- [INPUT FOR THIS TASK]:
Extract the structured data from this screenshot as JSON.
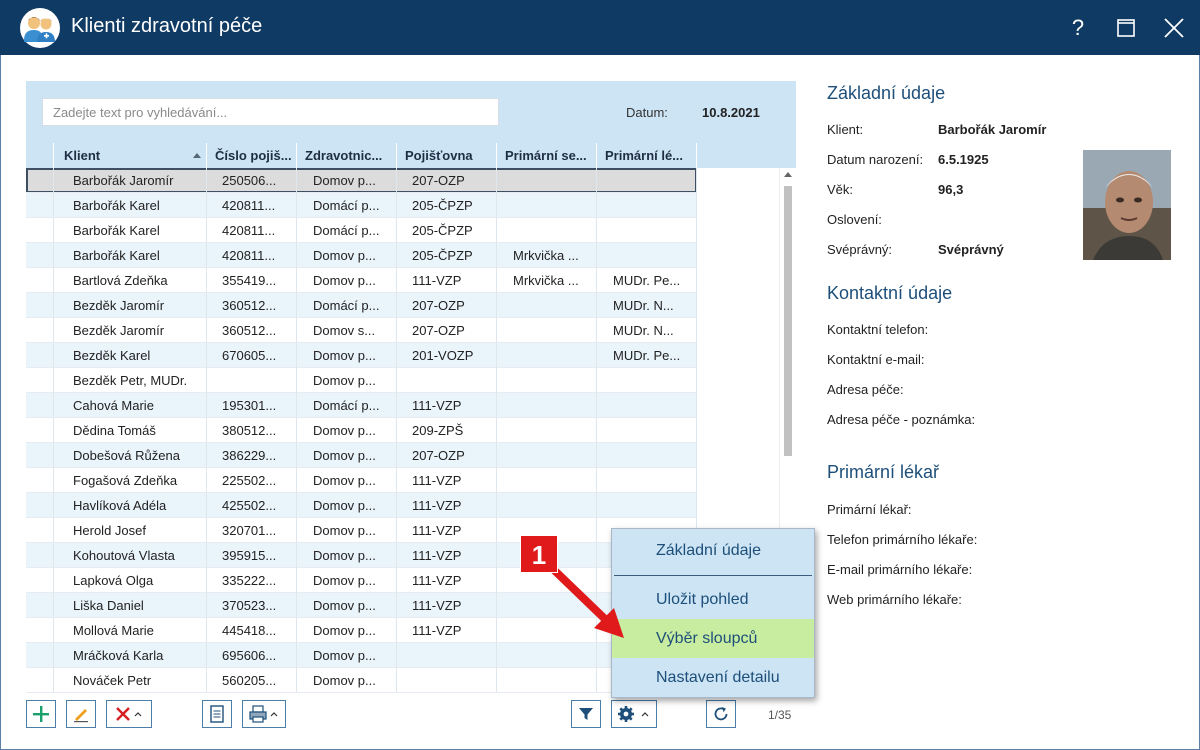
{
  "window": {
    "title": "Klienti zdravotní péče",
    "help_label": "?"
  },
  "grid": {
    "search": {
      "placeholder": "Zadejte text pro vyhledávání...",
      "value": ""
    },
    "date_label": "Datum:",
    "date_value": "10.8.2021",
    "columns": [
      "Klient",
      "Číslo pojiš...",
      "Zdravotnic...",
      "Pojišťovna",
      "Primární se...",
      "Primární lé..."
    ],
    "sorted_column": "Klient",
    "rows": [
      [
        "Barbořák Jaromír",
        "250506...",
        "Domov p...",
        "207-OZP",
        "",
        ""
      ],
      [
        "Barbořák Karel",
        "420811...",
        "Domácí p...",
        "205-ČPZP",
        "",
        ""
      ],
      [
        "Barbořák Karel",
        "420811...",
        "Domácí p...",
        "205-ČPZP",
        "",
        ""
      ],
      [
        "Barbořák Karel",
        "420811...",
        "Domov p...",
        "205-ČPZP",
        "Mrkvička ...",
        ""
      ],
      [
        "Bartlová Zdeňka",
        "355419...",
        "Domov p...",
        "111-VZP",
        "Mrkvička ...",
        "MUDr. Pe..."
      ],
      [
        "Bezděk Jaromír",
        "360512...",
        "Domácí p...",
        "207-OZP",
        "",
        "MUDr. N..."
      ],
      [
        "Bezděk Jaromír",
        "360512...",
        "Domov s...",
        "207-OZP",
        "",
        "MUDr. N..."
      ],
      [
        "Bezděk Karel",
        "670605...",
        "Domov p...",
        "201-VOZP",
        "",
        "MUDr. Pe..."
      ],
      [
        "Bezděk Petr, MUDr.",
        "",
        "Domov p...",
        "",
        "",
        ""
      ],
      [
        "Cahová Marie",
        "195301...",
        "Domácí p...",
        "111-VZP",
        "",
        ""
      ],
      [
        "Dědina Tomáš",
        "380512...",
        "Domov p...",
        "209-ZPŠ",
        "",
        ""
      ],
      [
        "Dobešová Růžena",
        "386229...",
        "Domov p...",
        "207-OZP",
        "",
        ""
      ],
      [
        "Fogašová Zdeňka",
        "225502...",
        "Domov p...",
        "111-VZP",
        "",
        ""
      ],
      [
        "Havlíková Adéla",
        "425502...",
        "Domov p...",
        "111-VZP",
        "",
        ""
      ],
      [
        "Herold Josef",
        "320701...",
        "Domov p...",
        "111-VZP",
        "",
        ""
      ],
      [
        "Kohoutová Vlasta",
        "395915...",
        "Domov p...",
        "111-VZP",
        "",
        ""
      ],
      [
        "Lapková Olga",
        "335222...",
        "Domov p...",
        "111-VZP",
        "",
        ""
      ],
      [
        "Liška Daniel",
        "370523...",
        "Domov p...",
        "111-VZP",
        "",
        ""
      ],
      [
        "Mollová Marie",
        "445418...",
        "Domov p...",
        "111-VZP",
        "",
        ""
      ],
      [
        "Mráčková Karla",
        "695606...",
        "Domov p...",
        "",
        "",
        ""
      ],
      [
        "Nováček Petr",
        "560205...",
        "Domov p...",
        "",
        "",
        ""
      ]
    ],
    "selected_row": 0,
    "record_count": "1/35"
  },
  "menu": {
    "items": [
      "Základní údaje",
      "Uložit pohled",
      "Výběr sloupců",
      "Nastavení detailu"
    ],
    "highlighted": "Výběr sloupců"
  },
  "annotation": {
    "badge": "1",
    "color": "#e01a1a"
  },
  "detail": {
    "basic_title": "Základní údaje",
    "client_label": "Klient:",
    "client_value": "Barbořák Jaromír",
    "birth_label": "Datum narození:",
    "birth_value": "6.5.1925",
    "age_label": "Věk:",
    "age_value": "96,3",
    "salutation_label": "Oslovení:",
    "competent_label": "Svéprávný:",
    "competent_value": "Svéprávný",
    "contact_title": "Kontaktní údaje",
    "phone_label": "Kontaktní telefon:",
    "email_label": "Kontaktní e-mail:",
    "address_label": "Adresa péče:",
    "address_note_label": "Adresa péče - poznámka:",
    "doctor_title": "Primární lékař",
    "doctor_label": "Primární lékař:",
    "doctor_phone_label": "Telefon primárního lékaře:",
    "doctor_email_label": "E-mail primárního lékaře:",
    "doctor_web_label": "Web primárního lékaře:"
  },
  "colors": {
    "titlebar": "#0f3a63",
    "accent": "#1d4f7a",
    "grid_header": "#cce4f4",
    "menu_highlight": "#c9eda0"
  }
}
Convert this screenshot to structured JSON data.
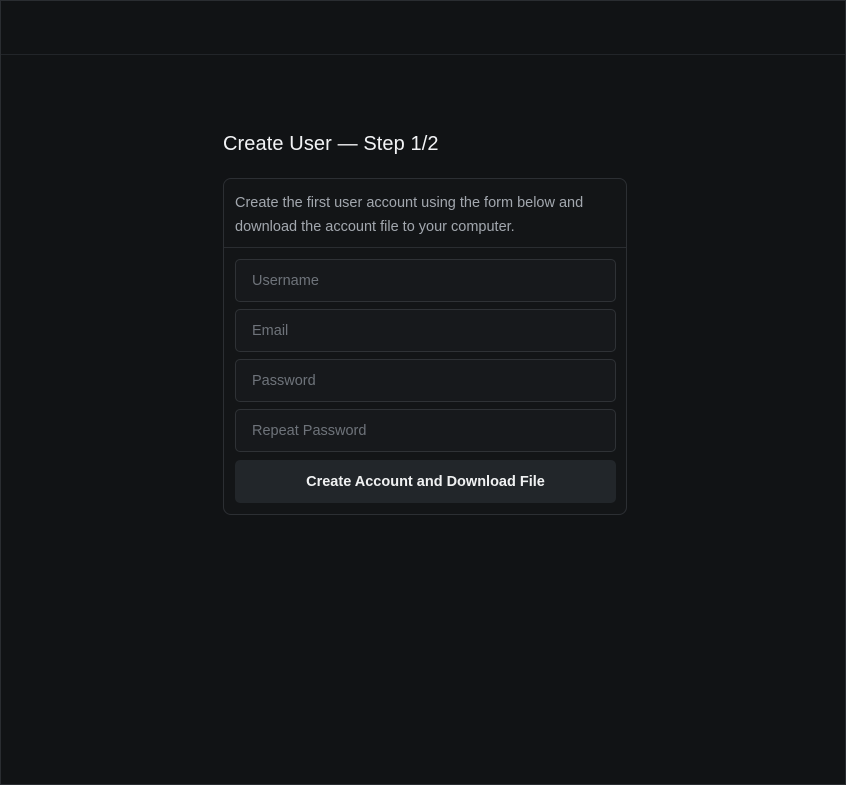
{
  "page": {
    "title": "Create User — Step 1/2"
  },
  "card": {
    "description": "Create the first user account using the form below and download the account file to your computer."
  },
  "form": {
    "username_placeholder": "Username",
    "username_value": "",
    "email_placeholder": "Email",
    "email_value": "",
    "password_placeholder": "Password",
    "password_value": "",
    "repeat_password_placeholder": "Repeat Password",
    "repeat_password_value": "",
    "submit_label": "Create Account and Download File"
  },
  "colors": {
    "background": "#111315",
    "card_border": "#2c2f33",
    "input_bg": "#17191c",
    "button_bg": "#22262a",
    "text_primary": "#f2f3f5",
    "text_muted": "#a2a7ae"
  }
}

- [WHAT IS ASKED]:
In your copy of the listing above, reproduce each line exactly and omit all pictures.

- [TASK ANSWER]:
Extract the structured data from this screenshot as JSON.
{
  "window": {
    "title": "Klienti zdravotní péče",
    "help_label": "?"
  },
  "grid": {
    "search": {
      "placeholder": "Zadejte text pro vyhledávání...",
      "value": ""
    },
    "date_label": "Datum:",
    "date_value": "10.8.2021",
    "columns": [
      "Klient",
      "Číslo pojiš...",
      "Zdravotnic...",
      "Pojišťovna",
      "Primární se...",
      "Primární lé..."
    ],
    "sorted_column": "Klient",
    "rows": [
      [
        "Barbořák Jaromír",
        "250506...",
        "Domov p...",
        "207-OZP",
        "",
        ""
      ],
      [
        "Barbořák Karel",
        "420811...",
        "Domácí p...",
        "205-ČPZP",
        "",
        ""
      ],
      [
        "Barbořák Karel",
        "420811...",
        "Domácí p...",
        "205-ČPZP",
        "",
        ""
      ],
      [
        "Barbořák Karel",
        "420811...",
        "Domov p...",
        "205-ČPZP",
        "Mrkvička ...",
        ""
      ],
      [
        "Bartlová Zdeňka",
        "355419...",
        "Domov p...",
        "111-VZP",
        "Mrkvička ...",
        "MUDr. Pe..."
      ],
      [
        "Bezděk Jaromír",
        "360512...",
        "Domácí p...",
        "207-OZP",
        "",
        "MUDr. N..."
      ],
      [
        "Bezděk Jaromír",
        "360512...",
        "Domov s...",
        "207-OZP",
        "",
        "MUDr. N..."
      ],
      [
        "Bezděk Karel",
        "670605...",
        "Domov p...",
        "201-VOZP",
        "",
        "MUDr. Pe..."
      ],
      [
        "Bezděk Petr, MUDr.",
        "",
        "Domov p...",
        "",
        "",
        ""
      ],
      [
        "Cahová Marie",
        "195301...",
        "Domácí p...",
        "111-VZP",
        "",
        ""
      ],
      [
        "Dědina Tomáš",
        "380512...",
        "Domov p...",
        "209-ZPŠ",
        "",
        ""
      ],
      [
        "Dobešová Růžena",
        "386229...",
        "Domov p...",
        "207-OZP",
        "",
        ""
      ],
      [
        "Fogašová Zdeňka",
        "225502...",
        "Domov p...",
        "111-VZP",
        "",
        ""
      ],
      [
        "Havlíková Adéla",
        "425502...",
        "Domov p...",
        "111-VZP",
        "",
        ""
      ],
      [
        "Herold Josef",
        "320701...",
        "Domov p...",
        "111-VZP",
        "",
        ""
      ],
      [
        "Kohoutová Vlasta",
        "395915...",
        "Domov p...",
        "111-VZP",
        "",
        ""
      ],
      [
        "Lapková Olga",
        "335222...",
        "Domov p...",
        "111-VZP",
        "",
        ""
      ],
      [
        "Liška Daniel",
        "370523...",
        "Domov p...",
        "111-VZP",
        "",
        ""
      ],
      [
        "Mollová Marie",
        "445418...",
        "Domov p...",
        "111-VZP",
        "",
        ""
      ],
      [
        "Mráčková Karla",
        "695606...",
        "Domov p...",
        "",
        "",
        ""
      ],
      [
        "Nováček Petr",
        "560205...",
        "Domov p...",
        "",
        "",
        ""
      ]
    ],
    "selected_row": 0,
    "record_count": "1/35"
  },
  "menu": {
    "items": [
      "Základní údaje",
      "Uložit pohled",
      "Výběr sloupců",
      "Nastavení detailu"
    ],
    "highlighted": "Výběr sloupců"
  },
  "annotation": {
    "badge": "1",
    "color": "#e01a1a"
  },
  "detail": {
    "basic_title": "Základní údaje",
    "client_label": "Klient:",
    "client_value": "Barbořák Jaromír",
    "birth_label": "Datum narození:",
    "birth_value": "6.5.1925",
    "age_label": "Věk:",
    "age_value": "96,3",
    "salutation_label": "Oslovení:",
    "competent_label": "Svéprávný:",
    "competent_value": "Svéprávný",
    "contact_title": "Kontaktní údaje",
    "phone_label": "Kontaktní telefon:",
    "email_label": "Kontaktní e-mail:",
    "address_label": "Adresa péče:",
    "address_note_label": "Adresa péče - poznámka:",
    "doctor_title": "Primární lékař",
    "doctor_label": "Primární lékař:",
    "doctor_phone_label": "Telefon primárního lékaře:",
    "doctor_email_label": "E-mail primárního lékaře:",
    "doctor_web_label": "Web primárního lékaře:"
  },
  "colors": {
    "titlebar": "#0f3a63",
    "accent": "#1d4f7a",
    "grid_header": "#cce4f4",
    "menu_highlight": "#c9eda0"
  }
}
Convert this screenshot to structured JSON data.
{
  "page": {
    "title": "Create User — Step 1/2"
  },
  "card": {
    "description": "Create the first user account using the form below and download the account file to your computer."
  },
  "form": {
    "username_placeholder": "Username",
    "username_value": "",
    "email_placeholder": "Email",
    "email_value": "",
    "password_placeholder": "Password",
    "password_value": "",
    "repeat_password_placeholder": "Repeat Password",
    "repeat_password_value": "",
    "submit_label": "Create Account and Download File"
  },
  "colors": {
    "background": "#111315",
    "card_border": "#2c2f33",
    "input_bg": "#17191c",
    "button_bg": "#22262a",
    "text_primary": "#f2f3f5",
    "text_muted": "#a2a7ae"
  }
}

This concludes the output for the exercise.